Written problem -
Rewrite every line of the rows below as a Markdown table with two columns, Number and Text, where Number gives each line's position. Omit blank lines and leave the pictures out.

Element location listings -

──────

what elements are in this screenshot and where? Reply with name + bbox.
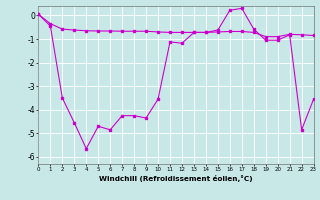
X-axis label: Windchill (Refroidissement éolien,°C): Windchill (Refroidissement éolien,°C) xyxy=(99,175,253,182)
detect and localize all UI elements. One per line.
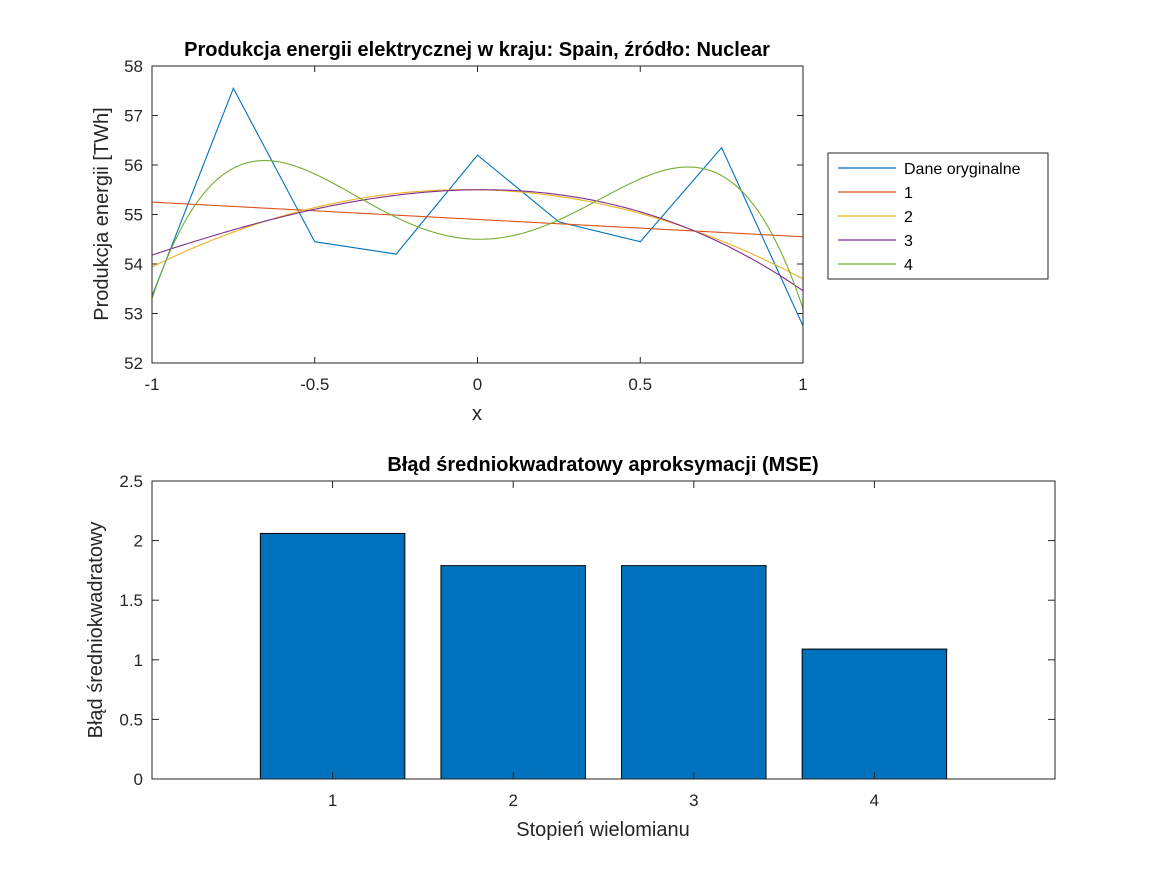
chart1-axes-box <box>151 65 804 364</box>
chart1-title: Produkcja energii elektrycznej w kraju: … <box>184 39 770 61</box>
series-line-3 <box>151 189 804 292</box>
chart1-x-tick-label: -0.5 <box>300 375 329 394</box>
chart1-series-lines <box>151 86 804 327</box>
legend-label-4: 4 <box>904 257 913 274</box>
mse-bar-chart: Błąd średniokwadratowy aproksymacji (MSE… <box>85 454 1056 841</box>
legend-label-1: 1 <box>904 185 913 202</box>
energy-line-chart: Produkcja energii elektrycznej w kraju: … <box>91 39 1049 425</box>
chart2-y-tick-label: 2.5 <box>119 472 143 491</box>
legend-label-3: 3 <box>904 233 913 250</box>
chart1-y-tick-label: 52 <box>124 354 143 373</box>
chart2-y-tick-label: 0.5 <box>119 710 143 729</box>
chart1-y-tick-label: 56 <box>124 156 143 175</box>
chart2-x-axis-label: Stopień wielomianu <box>516 819 689 841</box>
chart2-y-tick-label: 0 <box>134 770 143 789</box>
chart2-y-axis-label: Błąd średniokwadratowy <box>85 522 107 739</box>
chart1-x-axis-label: x <box>472 403 482 425</box>
chart1-x-tick-label: -1 <box>144 375 159 394</box>
series-line-4 <box>151 160 804 309</box>
chart1-y-tick-label: 54 <box>124 255 143 274</box>
chart2-tick-labels: 1 2 3 4 0 0.5 1 1.5 2 2.5 <box>119 472 879 810</box>
bar-degree-2 <box>440 565 586 780</box>
chart2-y-tick-label: 1 <box>134 651 143 670</box>
chart1-x-tick-label: 1 <box>798 375 807 394</box>
chart1-plot-area <box>152 66 803 363</box>
legend-label-2: 2 <box>904 209 913 226</box>
legend-label-0: Dane oryginalne <box>904 161 1021 178</box>
chart1-y-axis-label: Produkcja energii [TWh] <box>91 107 113 320</box>
chart2-title: Błąd średniokwadratowy aproksymacji (MSE… <box>387 454 818 476</box>
chart1-y-tick-label: 55 <box>124 206 143 225</box>
chart2-axes-box <box>151 480 1056 780</box>
bar-degree-4 <box>801 648 948 780</box>
chart2-bars <box>259 532 948 780</box>
chart1-legend: Dane oryginalne 1 2 3 4 <box>827 152 1049 280</box>
chart1-x-tick-label: 0 <box>473 375 482 394</box>
chart2-x-tick-label: 1 <box>328 791 337 810</box>
chart1-x-tick-label: 0.5 <box>628 375 652 394</box>
chart2-y-tick-label: 1.5 <box>119 591 143 610</box>
chart1-y-tick-label: 57 <box>124 107 143 126</box>
series-line-0 <box>151 86 804 327</box>
chart1-y-tick-label: 53 <box>124 305 143 324</box>
bar-degree-1 <box>259 532 406 780</box>
chart2-x-tick-label: 2 <box>508 791 517 810</box>
chart2-x-tick-label: 4 <box>870 791 879 810</box>
chart2-x-tick-label: 3 <box>689 791 698 810</box>
bar-degree-3 <box>621 565 767 780</box>
chart1-y-tick-label: 58 <box>124 57 143 76</box>
chart2-y-tick-label: 2 <box>134 532 143 551</box>
chart1-tick-labels: -1 -0.5 0 0.5 1 52 53 54 55 56 57 58 <box>124 57 808 394</box>
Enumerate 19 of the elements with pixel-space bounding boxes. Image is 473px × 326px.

──────

The result -
| Number | Text |
|---|---|
| 1 | what elements are in this screenshot and where? Reply with name + bbox. |
| 2 | X-axis label: Windchill (Refroidissement éolien,°C): Windchill (Refroidissement éolien,°C) xyxy=(99,175,253,182) |
| 3 | detect and localize all UI elements. One per line. |
| 4 | chart1-axes-box <box>151 65 804 364</box> |
| 5 | chart1-title: Produkcja energii elektrycznej w kraju: … <box>184 39 770 61</box> |
| 6 | series-line-3 <box>151 189 804 292</box> |
| 7 | chart1-x-tick-label: -0.5 <box>300 375 329 394</box> |
| 8 | chart1-series-lines <box>151 86 804 327</box> |
| 9 | legend-label-4: 4 <box>904 257 913 274</box> |
| 10 | mse-bar-chart: Błąd średniokwadratowy aproksymacji (MSE… <box>85 454 1056 841</box> |
| 11 | legend-label-1: 1 <box>904 185 913 202</box> |
| 12 | energy-line-chart: Produkcja energii elektrycznej w kraju: … <box>91 39 1049 425</box> |
| 13 | chart2-y-tick-label: 2.5 <box>119 472 143 491</box> |
| 14 | legend-label-3: 3 <box>904 233 913 250</box> |
| 15 | chart1-y-tick-label: 52 <box>124 354 143 373</box> |
| 16 | chart2-y-tick-label: 0.5 <box>119 710 143 729</box> |
| 17 | chart1-y-tick-label: 56 <box>124 156 143 175</box> |
| 18 | chart2-x-axis-label: Stopień wielomianu <box>516 819 689 841</box> |
| 19 | chart2-y-tick-label: 0 <box>134 770 143 789</box> |
| 20 | chart2-y-axis-label: Błąd średniokwadratowy <box>85 522 107 739</box> |
| 21 | chart1-x-axis-label: x <box>472 403 482 425</box> |
| 22 | chart1-x-tick-label: -1 <box>144 375 159 394</box> |
| 23 | series-line-4 <box>151 160 804 309</box> |
| 24 | chart1-y-tick-label: 54 <box>124 255 143 274</box> |
| 25 | chart2-tick-labels: 1 2 3 4 0 0.5 1 1.5 2 2.5 <box>119 472 879 810</box> |
| 26 | bar-degree-2 <box>440 565 586 780</box> |
| 27 | chart2-y-tick-label: 1 <box>134 651 143 670</box> |
| 28 | chart1-x-tick-label: 1 <box>798 375 807 394</box> |
| 29 | chart1-plot-area <box>152 66 803 363</box> |
| 30 | legend-label-2: 2 <box>904 209 913 226</box> |
| 31 | legend-label-0: Dane oryginalne <box>904 161 1021 178</box> |
| 32 | chart1-y-axis-label: Produkcja energii [TWh] <box>91 107 113 320</box> |
| 33 | chart2-title: Błąd średniokwadratowy aproksymacji (MSE… <box>387 454 818 476</box> |
| 34 | chart1-y-tick-label: 55 <box>124 206 143 225</box> |
| 35 | chart2-axes-box <box>151 480 1056 780</box> |
| 36 | bar-degree-4 <box>801 648 948 780</box> |
| 37 | chart2-bars <box>259 532 948 780</box> |
| 38 | chart1-legend: Dane oryginalne 1 2 3 4 <box>827 152 1049 280</box> |
| 39 | chart1-x-tick-label: 0 <box>473 375 482 394</box> |
| 40 | chart2-x-tick-label: 1 <box>328 791 337 810</box> |
| 41 | chart1-x-tick-label: 0.5 <box>628 375 652 394</box> |
| 42 | chart2-y-tick-label: 1.5 <box>119 591 143 610</box> |
| 43 | chart1-y-tick-label: 57 <box>124 107 143 126</box> |
| 44 | series-line-0 <box>151 86 804 327</box> |
| 45 | chart1-y-tick-label: 53 <box>124 305 143 324</box> |
| 46 | bar-degree-1 <box>259 532 406 780</box> |
| 47 | chart2-x-tick-label: 2 <box>508 791 517 810</box> |
| 48 | chart2-x-tick-label: 4 <box>870 791 879 810</box> |
| 49 | chart2-x-tick-label: 3 <box>689 791 698 810</box> |
| 50 | bar-degree-3 <box>621 565 767 780</box> |
| 51 | chart1-y-tick-label: 58 <box>124 57 143 76</box> |
| 52 | chart2-y-tick-label: 2 <box>134 532 143 551</box> |
| 53 | chart1-tick-labels: -1 -0.5 0 0.5 1 52 53 54 55 56 57 58 <box>124 57 808 394</box> |
| 54 | Enumerate 19 of the elements with pixel-space bounding boxes. Image is 473px × 326px. |